§ Task brief
In the records that follow, locate every line with "only" and extract it.

--- Input rows ---

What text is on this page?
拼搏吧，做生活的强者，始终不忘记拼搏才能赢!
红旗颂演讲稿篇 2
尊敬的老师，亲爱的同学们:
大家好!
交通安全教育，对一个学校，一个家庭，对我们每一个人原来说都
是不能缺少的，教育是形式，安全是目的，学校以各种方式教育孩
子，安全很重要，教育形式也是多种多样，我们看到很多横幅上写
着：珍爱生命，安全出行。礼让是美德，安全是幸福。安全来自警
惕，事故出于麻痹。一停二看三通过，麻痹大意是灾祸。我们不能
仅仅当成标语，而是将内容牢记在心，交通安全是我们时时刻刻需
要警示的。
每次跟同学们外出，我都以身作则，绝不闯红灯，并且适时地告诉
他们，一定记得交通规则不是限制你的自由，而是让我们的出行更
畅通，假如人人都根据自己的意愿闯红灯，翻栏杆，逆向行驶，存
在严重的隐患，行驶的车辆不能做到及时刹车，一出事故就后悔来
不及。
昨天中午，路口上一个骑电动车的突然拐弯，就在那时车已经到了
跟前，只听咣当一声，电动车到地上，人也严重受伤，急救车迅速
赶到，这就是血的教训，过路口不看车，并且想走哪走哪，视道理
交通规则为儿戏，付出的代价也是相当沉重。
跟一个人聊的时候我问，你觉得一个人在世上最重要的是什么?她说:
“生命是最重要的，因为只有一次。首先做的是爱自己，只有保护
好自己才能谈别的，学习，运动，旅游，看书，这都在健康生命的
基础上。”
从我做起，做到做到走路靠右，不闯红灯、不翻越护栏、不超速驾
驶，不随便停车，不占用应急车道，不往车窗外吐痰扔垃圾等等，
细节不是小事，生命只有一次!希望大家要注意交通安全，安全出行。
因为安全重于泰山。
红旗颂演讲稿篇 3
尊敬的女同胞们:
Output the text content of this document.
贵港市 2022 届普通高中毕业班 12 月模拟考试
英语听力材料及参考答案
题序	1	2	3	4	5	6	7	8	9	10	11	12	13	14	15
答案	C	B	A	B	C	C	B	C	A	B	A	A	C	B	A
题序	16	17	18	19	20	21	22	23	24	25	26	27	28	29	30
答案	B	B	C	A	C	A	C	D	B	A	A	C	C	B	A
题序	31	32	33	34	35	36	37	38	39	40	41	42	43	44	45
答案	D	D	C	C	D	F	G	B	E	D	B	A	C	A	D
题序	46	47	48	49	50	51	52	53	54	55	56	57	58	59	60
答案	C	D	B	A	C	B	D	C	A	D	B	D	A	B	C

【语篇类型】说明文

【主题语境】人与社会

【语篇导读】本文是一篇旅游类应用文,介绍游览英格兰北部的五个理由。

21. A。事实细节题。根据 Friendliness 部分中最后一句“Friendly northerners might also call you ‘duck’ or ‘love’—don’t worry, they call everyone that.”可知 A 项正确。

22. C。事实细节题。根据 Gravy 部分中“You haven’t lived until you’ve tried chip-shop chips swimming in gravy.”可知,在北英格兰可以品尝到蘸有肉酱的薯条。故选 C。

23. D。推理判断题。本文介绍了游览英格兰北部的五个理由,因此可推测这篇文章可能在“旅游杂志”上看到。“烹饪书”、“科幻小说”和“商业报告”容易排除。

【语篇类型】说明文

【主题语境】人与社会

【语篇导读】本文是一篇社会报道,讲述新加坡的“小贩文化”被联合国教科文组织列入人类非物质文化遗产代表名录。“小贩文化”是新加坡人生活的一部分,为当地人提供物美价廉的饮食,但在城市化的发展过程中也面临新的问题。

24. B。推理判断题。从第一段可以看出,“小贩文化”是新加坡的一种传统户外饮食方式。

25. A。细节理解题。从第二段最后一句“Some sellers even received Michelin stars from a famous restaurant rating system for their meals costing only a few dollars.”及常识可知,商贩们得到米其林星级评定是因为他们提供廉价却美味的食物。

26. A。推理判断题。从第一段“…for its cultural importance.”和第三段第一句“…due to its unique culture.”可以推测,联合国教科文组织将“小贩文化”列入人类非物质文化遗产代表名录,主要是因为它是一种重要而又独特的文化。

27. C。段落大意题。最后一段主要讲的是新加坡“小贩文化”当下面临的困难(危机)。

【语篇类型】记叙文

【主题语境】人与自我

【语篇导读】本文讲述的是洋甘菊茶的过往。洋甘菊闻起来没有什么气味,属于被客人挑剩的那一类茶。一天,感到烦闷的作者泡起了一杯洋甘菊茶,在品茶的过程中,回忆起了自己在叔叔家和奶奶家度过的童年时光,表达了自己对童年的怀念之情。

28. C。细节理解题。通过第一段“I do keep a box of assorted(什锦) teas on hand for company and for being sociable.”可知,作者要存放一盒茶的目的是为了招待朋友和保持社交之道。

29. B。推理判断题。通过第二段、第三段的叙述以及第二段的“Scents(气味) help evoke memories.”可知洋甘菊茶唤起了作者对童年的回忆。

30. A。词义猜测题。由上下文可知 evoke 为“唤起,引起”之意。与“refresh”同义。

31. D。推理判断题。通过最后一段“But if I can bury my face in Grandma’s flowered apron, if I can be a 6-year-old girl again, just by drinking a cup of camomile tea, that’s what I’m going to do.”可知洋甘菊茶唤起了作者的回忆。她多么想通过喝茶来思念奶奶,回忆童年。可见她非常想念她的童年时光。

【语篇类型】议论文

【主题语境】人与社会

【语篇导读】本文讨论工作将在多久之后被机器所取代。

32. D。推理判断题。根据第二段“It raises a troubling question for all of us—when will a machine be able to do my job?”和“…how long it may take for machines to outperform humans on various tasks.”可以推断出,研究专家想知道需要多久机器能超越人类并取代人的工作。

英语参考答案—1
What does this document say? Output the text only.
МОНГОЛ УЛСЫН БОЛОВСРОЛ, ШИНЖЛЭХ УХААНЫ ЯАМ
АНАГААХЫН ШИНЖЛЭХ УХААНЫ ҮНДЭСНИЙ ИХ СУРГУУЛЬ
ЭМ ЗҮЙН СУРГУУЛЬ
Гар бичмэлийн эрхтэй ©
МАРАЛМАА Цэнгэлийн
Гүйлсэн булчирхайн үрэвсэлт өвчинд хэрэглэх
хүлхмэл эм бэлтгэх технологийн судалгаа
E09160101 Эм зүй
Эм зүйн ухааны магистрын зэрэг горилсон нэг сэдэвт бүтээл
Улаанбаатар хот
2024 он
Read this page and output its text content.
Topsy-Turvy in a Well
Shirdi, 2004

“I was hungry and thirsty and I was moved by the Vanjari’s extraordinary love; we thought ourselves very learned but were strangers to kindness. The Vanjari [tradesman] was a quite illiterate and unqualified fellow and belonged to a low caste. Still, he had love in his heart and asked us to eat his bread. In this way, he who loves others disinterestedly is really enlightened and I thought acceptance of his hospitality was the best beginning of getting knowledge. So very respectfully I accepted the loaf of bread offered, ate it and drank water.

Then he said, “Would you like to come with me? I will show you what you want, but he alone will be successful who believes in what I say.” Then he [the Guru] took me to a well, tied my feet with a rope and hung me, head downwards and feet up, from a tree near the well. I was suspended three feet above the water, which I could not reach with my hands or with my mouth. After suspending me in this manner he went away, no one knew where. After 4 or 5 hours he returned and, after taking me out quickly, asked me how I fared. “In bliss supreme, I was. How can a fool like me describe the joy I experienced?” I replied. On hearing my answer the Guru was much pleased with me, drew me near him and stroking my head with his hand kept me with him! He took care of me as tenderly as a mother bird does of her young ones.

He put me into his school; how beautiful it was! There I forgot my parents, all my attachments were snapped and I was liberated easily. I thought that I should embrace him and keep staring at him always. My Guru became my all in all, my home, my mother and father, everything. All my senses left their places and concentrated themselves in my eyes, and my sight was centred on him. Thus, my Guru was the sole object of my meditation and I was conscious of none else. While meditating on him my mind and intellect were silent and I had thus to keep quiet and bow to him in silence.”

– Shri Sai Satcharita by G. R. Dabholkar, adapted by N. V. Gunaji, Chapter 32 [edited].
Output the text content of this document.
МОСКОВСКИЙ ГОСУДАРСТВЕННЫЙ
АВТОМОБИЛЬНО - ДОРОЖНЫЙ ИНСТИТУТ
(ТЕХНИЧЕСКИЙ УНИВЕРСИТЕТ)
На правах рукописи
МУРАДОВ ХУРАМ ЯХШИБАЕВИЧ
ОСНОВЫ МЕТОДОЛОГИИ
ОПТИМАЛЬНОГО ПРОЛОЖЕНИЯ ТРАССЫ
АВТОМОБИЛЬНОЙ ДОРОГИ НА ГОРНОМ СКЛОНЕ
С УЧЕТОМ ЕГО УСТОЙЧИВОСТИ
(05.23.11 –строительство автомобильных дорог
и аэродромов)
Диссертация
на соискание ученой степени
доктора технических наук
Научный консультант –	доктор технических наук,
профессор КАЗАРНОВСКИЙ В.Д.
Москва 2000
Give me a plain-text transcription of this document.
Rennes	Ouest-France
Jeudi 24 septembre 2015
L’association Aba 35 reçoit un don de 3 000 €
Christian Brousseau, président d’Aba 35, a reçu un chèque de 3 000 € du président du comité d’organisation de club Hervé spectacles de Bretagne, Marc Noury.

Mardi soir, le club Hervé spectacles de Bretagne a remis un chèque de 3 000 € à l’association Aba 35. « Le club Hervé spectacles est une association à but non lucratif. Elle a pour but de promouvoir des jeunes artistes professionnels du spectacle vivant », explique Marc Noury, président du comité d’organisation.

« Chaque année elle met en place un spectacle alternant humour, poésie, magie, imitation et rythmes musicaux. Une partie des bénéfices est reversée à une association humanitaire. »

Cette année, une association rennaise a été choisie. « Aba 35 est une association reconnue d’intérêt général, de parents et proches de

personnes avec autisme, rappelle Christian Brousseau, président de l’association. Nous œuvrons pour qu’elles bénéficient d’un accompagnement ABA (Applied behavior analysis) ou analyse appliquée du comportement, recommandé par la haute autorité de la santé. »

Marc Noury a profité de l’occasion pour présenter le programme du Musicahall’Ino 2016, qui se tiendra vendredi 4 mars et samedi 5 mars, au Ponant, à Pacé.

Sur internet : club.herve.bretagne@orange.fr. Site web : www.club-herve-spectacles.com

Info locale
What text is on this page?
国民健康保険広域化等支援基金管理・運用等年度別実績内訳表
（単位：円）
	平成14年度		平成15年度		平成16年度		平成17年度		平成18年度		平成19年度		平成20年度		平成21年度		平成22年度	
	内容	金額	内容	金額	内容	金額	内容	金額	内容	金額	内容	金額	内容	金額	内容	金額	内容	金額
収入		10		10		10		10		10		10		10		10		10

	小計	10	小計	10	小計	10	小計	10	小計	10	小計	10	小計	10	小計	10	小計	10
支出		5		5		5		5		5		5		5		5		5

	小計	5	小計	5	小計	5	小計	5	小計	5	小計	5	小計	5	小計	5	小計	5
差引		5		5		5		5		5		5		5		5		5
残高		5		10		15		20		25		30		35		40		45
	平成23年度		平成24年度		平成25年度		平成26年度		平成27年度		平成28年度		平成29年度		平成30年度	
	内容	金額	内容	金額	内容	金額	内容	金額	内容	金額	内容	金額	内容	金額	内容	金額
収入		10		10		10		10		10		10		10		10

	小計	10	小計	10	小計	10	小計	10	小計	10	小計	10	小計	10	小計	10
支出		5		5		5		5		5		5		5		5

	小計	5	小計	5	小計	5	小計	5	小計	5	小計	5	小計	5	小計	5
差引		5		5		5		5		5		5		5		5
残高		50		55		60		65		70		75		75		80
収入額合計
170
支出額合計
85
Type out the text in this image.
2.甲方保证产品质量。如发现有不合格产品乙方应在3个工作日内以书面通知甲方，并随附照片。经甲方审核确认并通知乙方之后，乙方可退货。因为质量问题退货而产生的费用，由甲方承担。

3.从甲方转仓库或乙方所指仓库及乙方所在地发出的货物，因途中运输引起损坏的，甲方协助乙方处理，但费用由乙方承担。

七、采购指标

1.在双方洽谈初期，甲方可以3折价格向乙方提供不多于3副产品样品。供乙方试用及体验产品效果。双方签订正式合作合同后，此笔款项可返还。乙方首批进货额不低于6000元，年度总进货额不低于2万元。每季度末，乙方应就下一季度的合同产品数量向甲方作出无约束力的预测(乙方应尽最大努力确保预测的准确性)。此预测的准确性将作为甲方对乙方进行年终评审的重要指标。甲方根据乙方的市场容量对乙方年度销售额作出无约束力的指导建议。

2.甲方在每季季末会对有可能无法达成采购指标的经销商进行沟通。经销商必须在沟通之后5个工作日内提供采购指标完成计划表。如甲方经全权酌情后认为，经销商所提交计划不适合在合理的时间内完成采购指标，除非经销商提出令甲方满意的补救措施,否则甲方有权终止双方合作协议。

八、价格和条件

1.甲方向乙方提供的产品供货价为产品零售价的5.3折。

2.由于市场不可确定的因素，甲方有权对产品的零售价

---

§ Output for this task
25. A。细节理解题。从第二段最后一句“Some sellers even received Michelin stars from a famous restaurant rating system for their meals costing only a few dollars.”及常识可知,商贩们得到米其林星级评定是因为他们提供廉价却美味的食物。
What does this document say? Output the text only.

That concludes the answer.